# [What is required]
Transcribe all of the data exactly. Omit the pictures.

# [Stored records]

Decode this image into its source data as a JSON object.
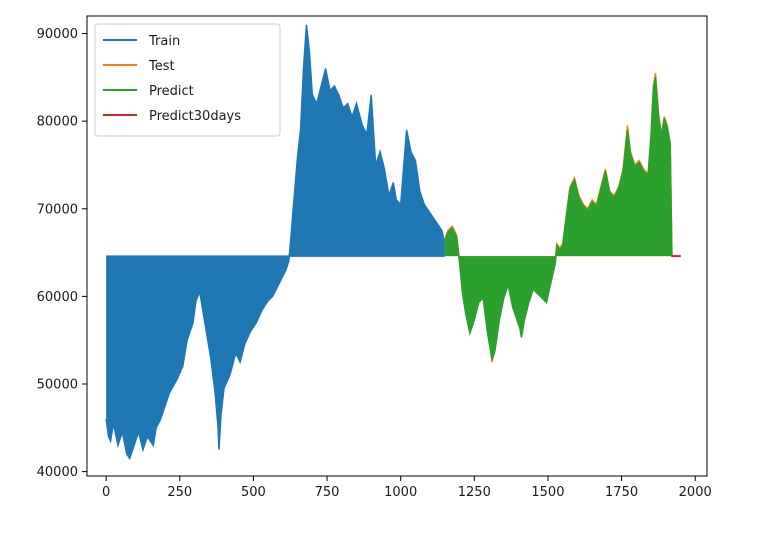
{
  "chart_data": {
    "type": "area",
    "title": "",
    "xlabel": "",
    "ylabel": "",
    "xlim": [
      -65,
      2040
    ],
    "ylim": [
      39500,
      92000
    ],
    "xticks": [
      0,
      250,
      500,
      750,
      1000,
      1250,
      1500,
      1750,
      2000
    ],
    "xtick_labels": [
      "0",
      "250",
      "500",
      "750",
      "1000",
      "1250",
      "1500",
      "1750",
      "2000"
    ],
    "yticks": [
      40000,
      50000,
      60000,
      70000,
      80000,
      90000
    ],
    "ytick_labels": [
      "40000",
      "50000",
      "60000",
      "70000",
      "80000",
      "90000"
    ],
    "baseline": 64600,
    "grid": false,
    "legend_position": "top-left",
    "series": [
      {
        "name": "Train",
        "color": "#1f77b4",
        "x": [
          0,
          8,
          15,
          25,
          40,
          55,
          70,
          80,
          95,
          110,
          125,
          140,
          160,
          170,
          185,
          200,
          215,
          240,
          260,
          275,
          295,
          305,
          318,
          330,
          340,
          355,
          370,
          380,
          383,
          390,
          400,
          420,
          440,
          455,
          470,
          490,
          510,
          530,
          550,
          565,
          580,
          595,
          610,
          620,
          628,
          640,
          650,
          660,
          670,
          680,
          690,
          700,
          715,
          730,
          745,
          760,
          775,
          790,
          805,
          820,
          835,
          850,
          870,
          885,
          900,
          915,
          930,
          945,
          960,
          975,
          985,
          1000,
          1020,
          1035,
          1050,
          1065,
          1080,
          1100,
          1120,
          1140,
          1150
        ],
        "values": [
          46000,
          44000,
          43500,
          45500,
          43000,
          44500,
          42000,
          41500,
          43000,
          44500,
          42500,
          44000,
          43000,
          45000,
          46000,
          47500,
          49000,
          50500,
          52000,
          55000,
          57000,
          59500,
          60500,
          58000,
          56000,
          53000,
          49000,
          45000,
          42500,
          46500,
          49500,
          51000,
          53500,
          52500,
          54500,
          56000,
          57000,
          58500,
          59500,
          60000,
          61000,
          62000,
          63000,
          64000,
          67000,
          72000,
          76000,
          79000,
          86000,
          91000,
          88000,
          83000,
          82000,
          84000,
          86000,
          83500,
          84000,
          83000,
          81500,
          82000,
          80500,
          82000,
          79500,
          78500,
          83000,
          75000,
          76500,
          74500,
          71500,
          73000,
          71000,
          70500,
          79000,
          76500,
          75500,
          72000,
          70500,
          69500,
          68500,
          67500,
          66000
        ]
      },
      {
        "name": "Test",
        "color": "#ff7f0e",
        "x": [
          1150,
          1160,
          1175,
          1190,
          1200,
          1210,
          1222,
          1235,
          1250,
          1265,
          1280,
          1295,
          1305,
          1310,
          1320,
          1335,
          1350,
          1365,
          1380,
          1395,
          1405,
          1410,
          1420,
          1435,
          1450,
          1465,
          1480,
          1495,
          1505,
          1515,
          1525,
          1530,
          1540,
          1550,
          1565,
          1575,
          1590,
          1605,
          1620,
          1635,
          1650,
          1665,
          1680,
          1695,
          1710,
          1725,
          1740,
          1755,
          1770,
          1780,
          1795,
          1810,
          1825,
          1840,
          1850,
          1858,
          1865,
          1875,
          1885,
          1895,
          1905,
          1915,
          1921
        ],
        "values": [
          66500,
          67500,
          68000,
          67000,
          64000,
          60500,
          58000,
          56000,
          57500,
          59500,
          60000,
          56000,
          54000,
          52500,
          54000,
          57500,
          60000,
          61500,
          59000,
          57500,
          56500,
          55500,
          57500,
          59500,
          61000,
          60500,
          60000,
          59500,
          61000,
          62500,
          64000,
          66000,
          65500,
          66000,
          70000,
          72500,
          73500,
          71500,
          70500,
          70000,
          71000,
          70500,
          72500,
          74500,
          72000,
          71500,
          72500,
          74500,
          79500,
          76500,
          75000,
          75500,
          74500,
          74000,
          78500,
          84000,
          85500,
          81000,
          78500,
          80500,
          79500,
          77500,
          64500
        ]
      },
      {
        "name": "Predict",
        "color": "#2ca02c",
        "x": [
          1150,
          1160,
          1175,
          1190,
          1200,
          1210,
          1222,
          1235,
          1250,
          1265,
          1280,
          1295,
          1305,
          1310,
          1320,
          1335,
          1350,
          1365,
          1380,
          1395,
          1405,
          1410,
          1420,
          1435,
          1450,
          1465,
          1480,
          1495,
          1505,
          1515,
          1525,
          1530,
          1540,
          1550,
          1565,
          1575,
          1590,
          1605,
          1620,
          1635,
          1650,
          1665,
          1680,
          1695,
          1710,
          1725,
          1740,
          1755,
          1770,
          1780,
          1795,
          1810,
          1825,
          1840,
          1850,
          1858,
          1865,
          1875,
          1885,
          1895,
          1905,
          1915,
          1921
        ],
        "values": [
          66300,
          67300,
          67800,
          66800,
          63800,
          60300,
          57800,
          55800,
          57300,
          59300,
          59800,
          55800,
          53800,
          52800,
          53800,
          57300,
          59800,
          61300,
          58800,
          57300,
          56300,
          55300,
          57300,
          59300,
          60800,
          60300,
          59800,
          59300,
          60800,
          62300,
          63800,
          65800,
          65300,
          65800,
          69800,
          72300,
          73300,
          71300,
          70300,
          69800,
          70800,
          70300,
          72300,
          74300,
          71800,
          71300,
          72300,
          74300,
          79000,
          76300,
          74800,
          75300,
          74300,
          73800,
          78300,
          83800,
          85000,
          80800,
          78300,
          80300,
          79300,
          77300,
          64500
        ]
      },
      {
        "name": "Predict30days",
        "color": "#d62728",
        "x": [
          1921,
          1951
        ],
        "values": [
          64600,
          64600
        ]
      }
    ]
  }
}
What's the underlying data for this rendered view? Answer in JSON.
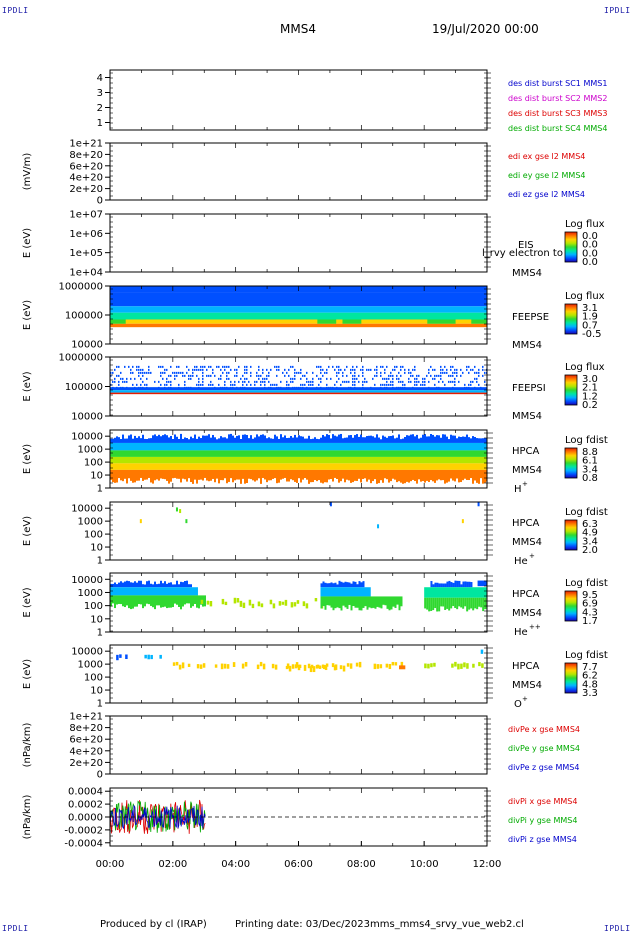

# [Result of this task]
Decode this image into its source data as a JSON object.
{
  "chart_data": {
    "type": "area",
    "title": "",
    "xlabel": "",
    "ylabel": "",
    "xlim": [
      -65,
      2040
    ],
    "ylim": [
      39500,
      92000
    ],
    "xticks": [
      0,
      250,
      500,
      750,
      1000,
      1250,
      1500,
      1750,
      2000
    ],
    "xtick_labels": [
      "0",
      "250",
      "500",
      "750",
      "1000",
      "1250",
      "1500",
      "1750",
      "2000"
    ],
    "yticks": [
      40000,
      50000,
      60000,
      70000,
      80000,
      90000
    ],
    "ytick_labels": [
      "40000",
      "50000",
      "60000",
      "70000",
      "80000",
      "90000"
    ],
    "baseline": 64600,
    "grid": false,
    "legend_position": "top-left",
    "series": [
      {
        "name": "Train",
        "color": "#1f77b4",
        "x": [
          0,
          8,
          15,
          25,
          40,
          55,
          70,
          80,
          95,
          110,
          125,
          140,
          160,
          170,
          185,
          200,
          215,
          240,
          260,
          275,
          295,
          305,
          318,
          330,
          340,
          355,
          370,
          380,
          383,
          390,
          400,
          420,
          440,
          455,
          470,
          490,
          510,
          530,
          550,
          565,
          580,
          595,
          610,
          620,
          628,
          640,
          650,
          660,
          670,
          680,
          690,
          700,
          715,
          730,
          745,
          760,
          775,
          790,
          805,
          820,
          835,
          850,
          870,
          885,
          900,
          915,
          930,
          945,
          960,
          975,
          985,
          1000,
          1020,
          1035,
          1050,
          1065,
          1080,
          1100,
          1120,
          1140,
          1150
        ],
        "values": [
          46000,
          44000,
          43500,
          45500,
          43000,
          44500,
          42000,
          41500,
          43000,
          44500,
          42500,
          44000,
          43000,
          45000,
          46000,
          47500,
          49000,
          50500,
          52000,
          55000,
          57000,
          59500,
          60500,
          58000,
          56000,
          53000,
          49000,
          45000,
          42500,
          46500,
          49500,
          51000,
          53500,
          52500,
          54500,
          56000,
          57000,
          58500,
          59500,
          60000,
          61000,
          62000,
          63000,
          64000,
          67000,
          72000,
          76000,
          79000,
          86000,
          91000,
          88000,
          83000,
          82000,
          84000,
          86000,
          83500,
          84000,
          83000,
          81500,
          82000,
          80500,
          82000,
          79500,
          78500,
          83000,
          75000,
          76500,
          74500,
          71500,
          73000,
          71000,
          70500,
          79000,
          76500,
          75500,
          72000,
          70500,
          69500,
          68500,
          67500,
          66000
        ]
      },
      {
        "name": "Test",
        "color": "#ff7f0e",
        "x": [
          1150,
          1160,
          1175,
          1190,
          1200,
          1210,
          1222,
          1235,
          1250,
          1265,
          1280,
          1295,
          1305,
          1310,
          1320,
          1335,
          1350,
          1365,
          1380,
          1395,
          1405,
          1410,
          1420,
          1435,
          1450,
          1465,
          1480,
          1495,
          1505,
          1515,
          1525,
          1530,
          1540,
          1550,
          1565,
          1575,
          1590,
          1605,
          1620,
          1635,
          1650,
          1665,
          1680,
          1695,
          1710,
          1725,
          1740,
          1755,
          1770,
          1780,
          1795,
          1810,
          1825,
          1840,
          1850,
          1858,
          1865,
          1875,
          1885,
          1895,
          1905,
          1915,
          1921
        ],
        "values": [
          66500,
          67500,
          68000,
          67000,
          64000,
          60500,
          58000,
          56000,
          57500,
          59500,
          60000,
          56000,
          54000,
          52500,
          54000,
          57500,
          60000,
          61500,
          59000,
          57500,
          56500,
          55500,
          57500,
          59500,
          61000,
          60500,
          60000,
          59500,
          61000,
          62500,
          64000,
          66000,
          65500,
          66000,
          70000,
          72500,
          73500,
          71500,
          70500,
          70000,
          71000,
          70500,
          72500,
          74500,
          72000,
          71500,
          72500,
          74500,
          79500,
          76500,
          75000,
          75500,
          74500,
          74000,
          78500,
          84000,
          85500,
          81000,
          78500,
          80500,
          79500,
          77500,
          64500
        ]
      },
      {
        "name": "Predict",
        "color": "#2ca02c",
        "x": [
          1150,
          1160,
          1175,
          1190,
          1200,
          1210,
          1222,
          1235,
          1250,
          1265,
          1280,
          1295,
          1305,
          1310,
          1320,
          1335,
          1350,
          1365,
          1380,
          1395,
          1405,
          1410,
          1420,
          1435,
          1450,
          1465,
          1480,
          1495,
          1505,
          1515,
          1525,
          1530,
          1540,
          1550,
          1565,
          1575,
          1590,
          1605,
          1620,
          1635,
          1650,
          1665,
          1680,
          1695,
          1710,
          1725,
          1740,
          1755,
          1770,
          1780,
          1795,
          1810,
          1825,
          1840,
          1850,
          1858,
          1865,
          1875,
          1885,
          1895,
          1905,
          1915,
          1921
        ],
        "values": [
          66300,
          67300,
          67800,
          66800,
          63800,
          60300,
          57800,
          55800,
          57300,
          59300,
          59800,
          55800,
          53800,
          52800,
          53800,
          57300,
          59800,
          61300,
          58800,
          57300,
          56300,
          55300,
          57300,
          59300,
          60800,
          60300,
          59800,
          59300,
          60800,
          62300,
          63800,
          65800,
          65300,
          65800,
          69800,
          72300,
          73300,
          71300,
          70300,
          69800,
          70800,
          70300,
          72300,
          74300,
          71800,
          71300,
          72300,
          74300,
          79000,
          76300,
          74800,
          75300,
          74300,
          73800,
          78300,
          83800,
          85000,
          80800,
          78300,
          80300,
          79300,
          77300,
          64500
        ]
      },
      {
        "name": "Predict30days",
        "color": "#d62728",
        "x": [
          1921,
          1951
        ],
        "values": [
          64600,
          64600
        ]
      }
    ]
  }
}
What's the underlying data for this rendered view? Answer in JSON.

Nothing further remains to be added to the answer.